* _Requirement_:
Select all lines holding the word "Marketing" from the entries that follow.

[Data items]

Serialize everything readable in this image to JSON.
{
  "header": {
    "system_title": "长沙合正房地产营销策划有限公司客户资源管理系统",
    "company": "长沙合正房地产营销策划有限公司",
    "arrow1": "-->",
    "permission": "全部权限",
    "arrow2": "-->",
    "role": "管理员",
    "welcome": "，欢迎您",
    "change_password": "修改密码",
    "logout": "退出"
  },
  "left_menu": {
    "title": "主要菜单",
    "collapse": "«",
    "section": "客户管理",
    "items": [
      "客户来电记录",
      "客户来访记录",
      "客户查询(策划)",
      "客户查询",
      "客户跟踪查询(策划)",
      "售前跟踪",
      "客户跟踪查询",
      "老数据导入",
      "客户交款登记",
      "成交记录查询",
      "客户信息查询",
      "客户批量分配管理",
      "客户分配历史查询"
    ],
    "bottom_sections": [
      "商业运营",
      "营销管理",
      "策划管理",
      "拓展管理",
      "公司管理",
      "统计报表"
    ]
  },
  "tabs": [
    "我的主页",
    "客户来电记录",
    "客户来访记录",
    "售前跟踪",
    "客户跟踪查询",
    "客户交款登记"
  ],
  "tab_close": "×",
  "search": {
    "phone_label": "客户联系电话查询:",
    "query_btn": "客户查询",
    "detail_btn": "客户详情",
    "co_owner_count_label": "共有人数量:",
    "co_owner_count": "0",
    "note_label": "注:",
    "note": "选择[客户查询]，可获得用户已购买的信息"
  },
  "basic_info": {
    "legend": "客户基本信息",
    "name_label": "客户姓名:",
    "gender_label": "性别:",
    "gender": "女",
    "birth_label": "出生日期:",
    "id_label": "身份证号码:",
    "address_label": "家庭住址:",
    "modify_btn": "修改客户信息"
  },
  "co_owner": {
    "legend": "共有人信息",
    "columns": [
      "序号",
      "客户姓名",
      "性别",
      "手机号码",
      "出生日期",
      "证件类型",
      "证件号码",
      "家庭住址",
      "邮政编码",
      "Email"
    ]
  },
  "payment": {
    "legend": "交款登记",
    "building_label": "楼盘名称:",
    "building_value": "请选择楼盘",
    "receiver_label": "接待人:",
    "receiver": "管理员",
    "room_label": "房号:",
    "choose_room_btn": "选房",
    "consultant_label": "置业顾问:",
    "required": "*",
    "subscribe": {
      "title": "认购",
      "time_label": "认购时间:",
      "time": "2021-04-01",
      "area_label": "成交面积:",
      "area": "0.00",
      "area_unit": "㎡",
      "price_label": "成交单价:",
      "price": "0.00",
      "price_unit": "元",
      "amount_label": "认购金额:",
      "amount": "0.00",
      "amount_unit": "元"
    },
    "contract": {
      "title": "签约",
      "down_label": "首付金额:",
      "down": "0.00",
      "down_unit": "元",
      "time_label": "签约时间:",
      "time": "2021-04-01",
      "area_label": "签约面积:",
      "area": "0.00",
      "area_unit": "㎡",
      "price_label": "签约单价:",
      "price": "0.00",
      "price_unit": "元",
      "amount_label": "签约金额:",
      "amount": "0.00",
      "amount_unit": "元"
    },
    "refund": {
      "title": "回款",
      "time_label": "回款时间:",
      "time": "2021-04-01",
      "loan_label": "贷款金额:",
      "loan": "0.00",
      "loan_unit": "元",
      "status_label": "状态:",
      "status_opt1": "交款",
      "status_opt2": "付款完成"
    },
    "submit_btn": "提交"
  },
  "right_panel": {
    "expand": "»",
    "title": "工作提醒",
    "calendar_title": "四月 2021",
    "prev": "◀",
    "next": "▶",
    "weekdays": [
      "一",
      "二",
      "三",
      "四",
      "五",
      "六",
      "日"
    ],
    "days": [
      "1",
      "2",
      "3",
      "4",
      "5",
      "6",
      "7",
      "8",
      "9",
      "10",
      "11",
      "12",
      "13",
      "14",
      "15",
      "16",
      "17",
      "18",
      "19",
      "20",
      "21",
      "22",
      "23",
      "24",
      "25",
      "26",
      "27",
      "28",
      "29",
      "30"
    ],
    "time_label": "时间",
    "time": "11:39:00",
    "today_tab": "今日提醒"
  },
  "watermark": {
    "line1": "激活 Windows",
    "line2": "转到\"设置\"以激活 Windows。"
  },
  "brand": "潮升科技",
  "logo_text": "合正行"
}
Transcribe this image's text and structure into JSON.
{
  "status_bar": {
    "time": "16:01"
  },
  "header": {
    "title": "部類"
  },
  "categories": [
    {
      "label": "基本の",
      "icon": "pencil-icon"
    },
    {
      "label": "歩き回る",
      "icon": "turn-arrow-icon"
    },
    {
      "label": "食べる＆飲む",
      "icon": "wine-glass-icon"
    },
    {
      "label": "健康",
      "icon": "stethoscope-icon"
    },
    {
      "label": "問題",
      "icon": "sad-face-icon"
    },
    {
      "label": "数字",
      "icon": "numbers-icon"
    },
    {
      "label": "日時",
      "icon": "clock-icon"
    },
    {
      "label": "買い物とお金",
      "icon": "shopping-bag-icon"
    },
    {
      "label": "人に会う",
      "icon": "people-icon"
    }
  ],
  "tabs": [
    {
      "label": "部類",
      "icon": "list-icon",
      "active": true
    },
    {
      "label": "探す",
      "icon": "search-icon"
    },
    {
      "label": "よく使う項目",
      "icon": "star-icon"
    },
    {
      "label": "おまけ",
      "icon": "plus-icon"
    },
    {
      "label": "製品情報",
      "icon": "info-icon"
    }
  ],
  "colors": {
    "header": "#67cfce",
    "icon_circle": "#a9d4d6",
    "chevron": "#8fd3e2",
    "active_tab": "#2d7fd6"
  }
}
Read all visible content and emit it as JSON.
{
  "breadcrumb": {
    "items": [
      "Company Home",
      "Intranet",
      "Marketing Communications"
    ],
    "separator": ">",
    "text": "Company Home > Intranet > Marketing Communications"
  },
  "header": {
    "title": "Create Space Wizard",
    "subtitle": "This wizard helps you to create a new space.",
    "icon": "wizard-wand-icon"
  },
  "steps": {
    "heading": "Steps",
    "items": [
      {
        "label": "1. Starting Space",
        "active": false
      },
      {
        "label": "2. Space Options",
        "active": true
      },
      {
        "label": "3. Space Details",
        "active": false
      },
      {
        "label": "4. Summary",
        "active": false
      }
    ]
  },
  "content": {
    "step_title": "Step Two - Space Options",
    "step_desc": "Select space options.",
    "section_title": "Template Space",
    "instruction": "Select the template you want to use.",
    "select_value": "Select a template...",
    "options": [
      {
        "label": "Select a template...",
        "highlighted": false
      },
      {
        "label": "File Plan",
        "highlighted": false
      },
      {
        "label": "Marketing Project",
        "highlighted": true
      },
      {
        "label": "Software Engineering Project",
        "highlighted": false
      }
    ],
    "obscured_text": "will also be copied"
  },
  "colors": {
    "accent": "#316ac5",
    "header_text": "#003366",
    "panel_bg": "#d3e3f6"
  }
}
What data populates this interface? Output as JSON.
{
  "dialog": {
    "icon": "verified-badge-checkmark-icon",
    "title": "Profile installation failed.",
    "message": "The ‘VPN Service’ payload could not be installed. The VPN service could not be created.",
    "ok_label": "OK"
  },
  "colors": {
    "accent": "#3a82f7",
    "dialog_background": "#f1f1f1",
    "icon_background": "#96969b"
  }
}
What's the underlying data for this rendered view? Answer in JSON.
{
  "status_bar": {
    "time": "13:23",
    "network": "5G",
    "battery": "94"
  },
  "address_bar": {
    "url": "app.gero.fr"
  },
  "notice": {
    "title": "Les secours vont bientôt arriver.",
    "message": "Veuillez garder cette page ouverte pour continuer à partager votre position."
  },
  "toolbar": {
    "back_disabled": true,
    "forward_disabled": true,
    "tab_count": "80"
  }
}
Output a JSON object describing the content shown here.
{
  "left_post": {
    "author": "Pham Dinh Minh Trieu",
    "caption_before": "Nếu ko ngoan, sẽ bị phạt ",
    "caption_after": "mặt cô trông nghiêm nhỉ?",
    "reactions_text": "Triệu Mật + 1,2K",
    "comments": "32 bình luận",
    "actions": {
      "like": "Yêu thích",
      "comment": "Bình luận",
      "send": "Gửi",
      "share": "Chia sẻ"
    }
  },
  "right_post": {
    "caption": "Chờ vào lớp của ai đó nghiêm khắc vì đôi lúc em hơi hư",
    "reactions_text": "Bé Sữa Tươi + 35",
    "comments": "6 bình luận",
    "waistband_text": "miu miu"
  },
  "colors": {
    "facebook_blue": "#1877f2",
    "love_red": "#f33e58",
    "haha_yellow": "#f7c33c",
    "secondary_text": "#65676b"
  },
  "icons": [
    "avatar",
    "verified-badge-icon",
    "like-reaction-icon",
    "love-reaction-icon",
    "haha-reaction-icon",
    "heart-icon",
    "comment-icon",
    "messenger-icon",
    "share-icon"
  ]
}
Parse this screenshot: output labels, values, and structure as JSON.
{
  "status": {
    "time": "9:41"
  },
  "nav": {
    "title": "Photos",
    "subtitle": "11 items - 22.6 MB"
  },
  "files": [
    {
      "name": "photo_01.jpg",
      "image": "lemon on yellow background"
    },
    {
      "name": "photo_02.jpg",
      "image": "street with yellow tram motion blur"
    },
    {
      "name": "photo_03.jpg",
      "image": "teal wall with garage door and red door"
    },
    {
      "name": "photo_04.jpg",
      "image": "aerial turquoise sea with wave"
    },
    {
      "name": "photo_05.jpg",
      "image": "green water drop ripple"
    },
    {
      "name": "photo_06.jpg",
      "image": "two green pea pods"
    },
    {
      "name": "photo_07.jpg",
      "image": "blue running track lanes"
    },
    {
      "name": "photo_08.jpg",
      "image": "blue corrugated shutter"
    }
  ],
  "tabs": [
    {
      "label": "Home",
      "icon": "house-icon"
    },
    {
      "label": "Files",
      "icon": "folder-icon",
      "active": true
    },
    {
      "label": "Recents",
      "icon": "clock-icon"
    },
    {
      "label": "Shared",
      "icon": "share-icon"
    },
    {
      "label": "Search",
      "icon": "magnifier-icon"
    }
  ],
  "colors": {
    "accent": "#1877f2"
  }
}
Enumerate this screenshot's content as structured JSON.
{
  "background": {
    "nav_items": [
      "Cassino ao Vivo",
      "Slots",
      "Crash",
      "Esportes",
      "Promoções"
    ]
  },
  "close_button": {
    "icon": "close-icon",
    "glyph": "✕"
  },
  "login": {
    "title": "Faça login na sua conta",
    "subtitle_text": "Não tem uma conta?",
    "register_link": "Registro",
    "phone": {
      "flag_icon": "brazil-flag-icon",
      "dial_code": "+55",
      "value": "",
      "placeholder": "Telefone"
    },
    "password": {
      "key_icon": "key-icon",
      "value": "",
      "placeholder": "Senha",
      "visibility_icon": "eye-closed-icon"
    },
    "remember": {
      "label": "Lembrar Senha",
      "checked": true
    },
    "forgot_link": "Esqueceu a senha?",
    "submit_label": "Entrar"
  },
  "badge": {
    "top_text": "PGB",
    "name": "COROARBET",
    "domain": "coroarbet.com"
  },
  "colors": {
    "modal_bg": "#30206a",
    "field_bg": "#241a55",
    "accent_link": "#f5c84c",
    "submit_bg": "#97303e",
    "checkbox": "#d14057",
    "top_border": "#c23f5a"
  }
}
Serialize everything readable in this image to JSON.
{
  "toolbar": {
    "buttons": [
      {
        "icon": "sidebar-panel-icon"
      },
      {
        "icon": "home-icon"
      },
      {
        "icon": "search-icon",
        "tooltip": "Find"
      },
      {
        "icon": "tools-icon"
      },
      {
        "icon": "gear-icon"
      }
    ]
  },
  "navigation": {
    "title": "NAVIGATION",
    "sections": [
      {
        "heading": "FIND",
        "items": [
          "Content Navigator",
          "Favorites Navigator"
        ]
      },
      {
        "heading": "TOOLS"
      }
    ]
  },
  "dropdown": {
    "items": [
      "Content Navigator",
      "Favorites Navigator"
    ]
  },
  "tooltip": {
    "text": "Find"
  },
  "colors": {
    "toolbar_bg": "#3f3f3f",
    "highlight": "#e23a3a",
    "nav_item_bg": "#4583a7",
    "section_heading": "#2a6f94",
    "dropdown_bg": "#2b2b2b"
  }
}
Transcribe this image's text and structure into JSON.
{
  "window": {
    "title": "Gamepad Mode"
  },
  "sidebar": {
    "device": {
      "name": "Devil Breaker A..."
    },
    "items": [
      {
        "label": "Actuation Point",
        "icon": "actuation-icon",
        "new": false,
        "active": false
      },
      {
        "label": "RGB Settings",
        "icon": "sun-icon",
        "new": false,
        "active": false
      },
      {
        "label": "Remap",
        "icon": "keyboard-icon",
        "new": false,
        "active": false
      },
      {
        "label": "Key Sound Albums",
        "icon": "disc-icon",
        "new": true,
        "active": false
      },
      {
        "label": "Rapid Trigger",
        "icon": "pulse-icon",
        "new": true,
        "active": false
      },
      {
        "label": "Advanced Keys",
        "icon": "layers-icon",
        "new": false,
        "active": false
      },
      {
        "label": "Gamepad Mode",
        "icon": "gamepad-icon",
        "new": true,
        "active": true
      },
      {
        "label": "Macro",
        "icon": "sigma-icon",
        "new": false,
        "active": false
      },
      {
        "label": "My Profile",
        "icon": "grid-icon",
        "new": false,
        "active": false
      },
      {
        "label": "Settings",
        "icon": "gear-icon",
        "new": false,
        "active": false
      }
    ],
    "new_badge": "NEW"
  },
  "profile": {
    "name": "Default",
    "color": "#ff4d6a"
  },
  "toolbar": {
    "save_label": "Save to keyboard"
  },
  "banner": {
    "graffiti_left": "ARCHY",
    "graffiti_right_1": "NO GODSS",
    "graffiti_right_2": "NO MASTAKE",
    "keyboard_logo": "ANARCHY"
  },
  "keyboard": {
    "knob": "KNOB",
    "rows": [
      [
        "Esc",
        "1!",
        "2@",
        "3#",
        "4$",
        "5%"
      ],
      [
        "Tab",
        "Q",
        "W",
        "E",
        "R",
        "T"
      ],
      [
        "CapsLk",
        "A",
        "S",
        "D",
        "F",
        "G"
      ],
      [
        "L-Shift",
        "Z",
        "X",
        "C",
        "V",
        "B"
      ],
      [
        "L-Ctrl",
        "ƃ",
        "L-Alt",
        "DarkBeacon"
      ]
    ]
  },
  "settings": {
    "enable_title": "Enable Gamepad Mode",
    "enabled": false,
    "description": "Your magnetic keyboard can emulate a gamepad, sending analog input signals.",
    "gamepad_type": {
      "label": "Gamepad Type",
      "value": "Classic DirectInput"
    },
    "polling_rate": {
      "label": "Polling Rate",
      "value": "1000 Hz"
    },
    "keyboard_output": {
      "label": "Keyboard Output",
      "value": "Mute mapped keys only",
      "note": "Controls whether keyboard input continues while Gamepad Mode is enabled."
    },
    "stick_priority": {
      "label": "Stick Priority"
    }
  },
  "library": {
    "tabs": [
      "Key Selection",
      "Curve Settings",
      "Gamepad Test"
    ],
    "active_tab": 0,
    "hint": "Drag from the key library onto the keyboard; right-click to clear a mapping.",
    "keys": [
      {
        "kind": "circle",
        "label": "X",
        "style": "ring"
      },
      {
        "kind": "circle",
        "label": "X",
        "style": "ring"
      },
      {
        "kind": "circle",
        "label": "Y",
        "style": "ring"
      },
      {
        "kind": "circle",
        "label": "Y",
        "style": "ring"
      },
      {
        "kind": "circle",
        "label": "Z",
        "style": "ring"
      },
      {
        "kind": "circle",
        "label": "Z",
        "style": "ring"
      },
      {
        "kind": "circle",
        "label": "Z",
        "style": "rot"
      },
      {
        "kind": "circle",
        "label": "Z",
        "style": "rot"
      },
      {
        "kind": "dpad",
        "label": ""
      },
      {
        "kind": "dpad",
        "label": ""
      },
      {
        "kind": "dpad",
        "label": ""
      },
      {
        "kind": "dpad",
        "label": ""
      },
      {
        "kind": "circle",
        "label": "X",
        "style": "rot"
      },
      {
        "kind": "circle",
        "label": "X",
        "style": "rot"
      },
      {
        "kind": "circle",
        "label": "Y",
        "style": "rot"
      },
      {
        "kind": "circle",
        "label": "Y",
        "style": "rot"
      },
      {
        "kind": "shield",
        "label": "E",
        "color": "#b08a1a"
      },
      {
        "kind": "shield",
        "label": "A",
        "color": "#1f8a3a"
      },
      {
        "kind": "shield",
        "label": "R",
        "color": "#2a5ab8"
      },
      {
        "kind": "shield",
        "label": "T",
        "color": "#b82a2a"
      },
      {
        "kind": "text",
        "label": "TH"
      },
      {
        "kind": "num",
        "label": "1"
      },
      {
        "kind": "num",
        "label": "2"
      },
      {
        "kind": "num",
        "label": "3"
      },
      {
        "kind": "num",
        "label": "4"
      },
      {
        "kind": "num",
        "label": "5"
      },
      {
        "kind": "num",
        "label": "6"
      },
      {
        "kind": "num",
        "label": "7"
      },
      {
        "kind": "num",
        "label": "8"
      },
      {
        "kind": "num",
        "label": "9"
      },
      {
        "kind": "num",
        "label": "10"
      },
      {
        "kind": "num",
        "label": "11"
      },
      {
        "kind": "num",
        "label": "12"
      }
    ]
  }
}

* _Solution below_:
      "Marketing Communications"
    "text": "Company Home > Intranet > Marketing Communications"
        "label": "Marketing Project",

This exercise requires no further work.